━━━ Recorded information

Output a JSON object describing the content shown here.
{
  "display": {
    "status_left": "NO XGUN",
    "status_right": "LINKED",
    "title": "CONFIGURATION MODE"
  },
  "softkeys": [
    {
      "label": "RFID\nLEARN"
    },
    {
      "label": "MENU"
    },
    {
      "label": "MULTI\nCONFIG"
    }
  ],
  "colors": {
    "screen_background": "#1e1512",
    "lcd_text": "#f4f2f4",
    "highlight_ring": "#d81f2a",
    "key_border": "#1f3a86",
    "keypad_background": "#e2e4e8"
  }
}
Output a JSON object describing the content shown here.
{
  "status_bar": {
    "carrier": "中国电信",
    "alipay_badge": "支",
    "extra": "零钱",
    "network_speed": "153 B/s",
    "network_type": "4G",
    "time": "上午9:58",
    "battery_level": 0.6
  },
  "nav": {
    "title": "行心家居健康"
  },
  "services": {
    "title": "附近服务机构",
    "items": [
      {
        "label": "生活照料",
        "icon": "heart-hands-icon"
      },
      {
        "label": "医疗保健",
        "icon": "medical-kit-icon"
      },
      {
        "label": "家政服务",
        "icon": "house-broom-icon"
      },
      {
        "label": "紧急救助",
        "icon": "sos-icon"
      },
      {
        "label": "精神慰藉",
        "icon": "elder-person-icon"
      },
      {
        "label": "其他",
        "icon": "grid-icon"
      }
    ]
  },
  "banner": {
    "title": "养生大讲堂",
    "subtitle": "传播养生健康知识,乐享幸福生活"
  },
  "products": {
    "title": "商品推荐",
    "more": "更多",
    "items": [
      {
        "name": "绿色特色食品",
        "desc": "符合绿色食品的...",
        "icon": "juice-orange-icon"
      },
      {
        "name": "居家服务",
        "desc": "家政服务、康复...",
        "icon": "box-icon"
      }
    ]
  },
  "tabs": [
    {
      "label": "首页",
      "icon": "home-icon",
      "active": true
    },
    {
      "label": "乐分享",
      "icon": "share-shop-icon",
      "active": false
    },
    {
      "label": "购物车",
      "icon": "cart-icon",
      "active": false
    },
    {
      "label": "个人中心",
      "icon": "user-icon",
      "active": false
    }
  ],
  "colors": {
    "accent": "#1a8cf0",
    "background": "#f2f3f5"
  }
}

━━━━━━

• To do: Copy all of the material word for word.

• The answer:
Output a JSON object describing the content shown here.
{
  "display": {
    "status_left": "NO XGUN",
    "status_right": "LINKED",
    "title": "CONFIGURATION MODE"
  },
  "softkeys": [
    {
      "label": "RFID\nLEARN"
    },
    {
      "label": "MENU"
    },
    {
      "label": "MULTI\nCONFIG"
    }
  ],
  "colors": {
    "screen_background": "#1e1512",
    "lcd_text": "#f4f2f4",
    "highlight_ring": "#d81f2a",
    "key_border": "#1f3a86",
    "keypad_background": "#e2e4e8"
  }
}
Output a JSON object describing the content shown here.
{
  "status_bar": {
    "carrier": "中国电信",
    "alipay_badge": "支",
    "extra": "零钱",
    "network_speed": "153 B/s",
    "network_type": "4G",
    "time": "上午9:58",
    "battery_level": 0.6
  },
  "nav": {
    "title": "行心家居健康"
  },
  "services": {
    "title": "附近服务机构",
    "items": [
      {
        "label": "生活照料",
        "icon": "heart-hands-icon"
      },
      {
        "label": "医疗保健",
        "icon": "medical-kit-icon"
      },
      {
        "label": "家政服务",
        "icon": "house-broom-icon"
      },
      {
        "label": "紧急救助",
        "icon": "sos-icon"
      },
      {
        "label": "精神慰藉",
        "icon": "elder-person-icon"
      },
      {
        "label": "其他",
        "icon": "grid-icon"
      }
    ]
  },
  "banner": {
    "title": "养生大讲堂",
    "subtitle": "传播养生健康知识,乐享幸福生活"
  },
  "products": {
    "title": "商品推荐",
    "more": "更多",
    "items": [
      {
        "name": "绿色特色食品",
        "desc": "符合绿色食品的...",
        "icon": "juice-orange-icon"
      },
      {
        "name": "居家服务",
        "desc": "家政服务、康复...",
        "icon": "box-icon"
      }
    ]
  },
  "tabs": [
    {
      "label": "首页",
      "icon": "home-icon",
      "active": true
    },
    {
      "label": "乐分享",
      "icon": "share-shop-icon",
      "active": false
    },
    {
      "label": "购物车",
      "icon": "cart-icon",
      "active": false
    },
    {
      "label": "个人中心",
      "icon": "user-icon",
      "active": false
    }
  ],
  "colors": {
    "accent": "#1a8cf0",
    "background": "#f2f3f5"
  }
}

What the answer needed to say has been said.